- **Task details**
Continue the excerpt below on the unicast routing-table driver, starting right after its last sentence.

- **Excerpted text**
• • • • •
CreateSrcDestUnicastRoutingTable is the heart. For one (src, dst) it resolves both chip coordinates through the topology interface, fetches the source's two writable tables (egress and next-hop), obtains an IciRoutePath — either from the precomputed RouteTargetCache (when use_cache_ is set) or computed live by GetStaticPath — and then either writes the source's first-hop egress link (multi-hop case) or marks the destination terminal (the src == dst case). The downstream per-hop fan-out (PopulateRoutingTableGetNextHopAction) that walks the remaining hops and the table-format internals (GetTableIndex, the three stride-0x48 RoutingTable arrays, the RouteTargetCache 2-D path array) are described here as the layout this driver consumes and writes.
• • • • •
- **Source data**
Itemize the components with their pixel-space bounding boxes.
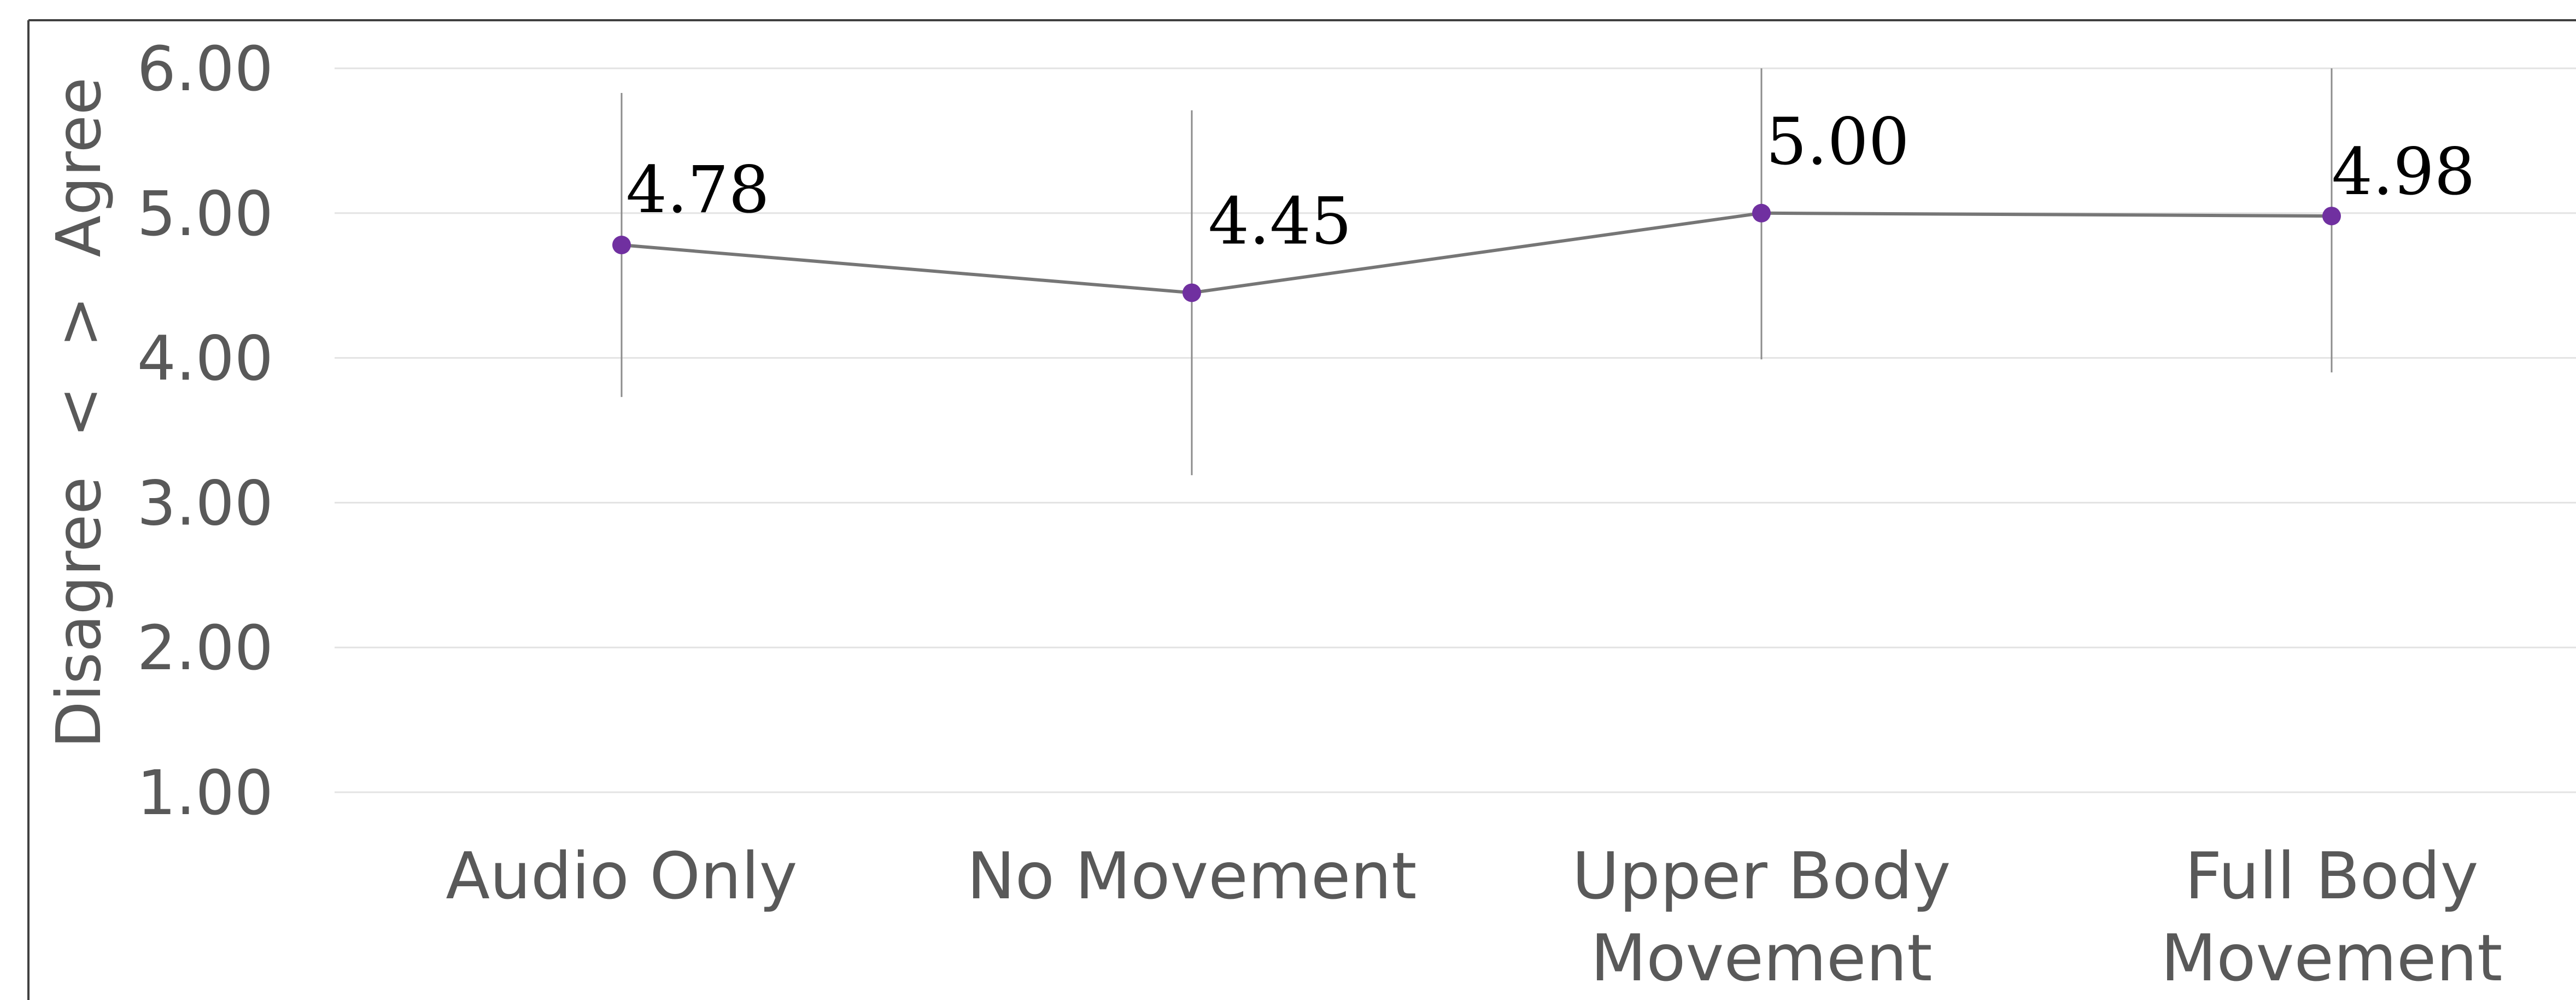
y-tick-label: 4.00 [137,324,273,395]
• • • • •
- **Answer to this problem**
The single-(src,dst) index mapper (DmaDestinationRoutingTableEntryMapper::Map) and the physical↔logical placement map (GetPhysicalToLogicalMapping3D) are not owned here — they are on Route-Table Generation. The deterministic per-pair path generator (GetStaticPath) is on Static-Path Generation. This page picks up at the emission driver and the build loop above the entry mapper.

For reimplementation, the contract is:

  • The 2-D sweep shape — source axis parallel (one fiber per source chip), destination axis serial inside each fiber; per-source first-error capture into a pre-OK vector<absl::Status>.
  • The per-(src,dst) entry build — coordinate resolve → fetch egress + next-hop tables → path source dispatch (cached vs live) → first-hop egress write vs terminal write → remaining-hop fan-out.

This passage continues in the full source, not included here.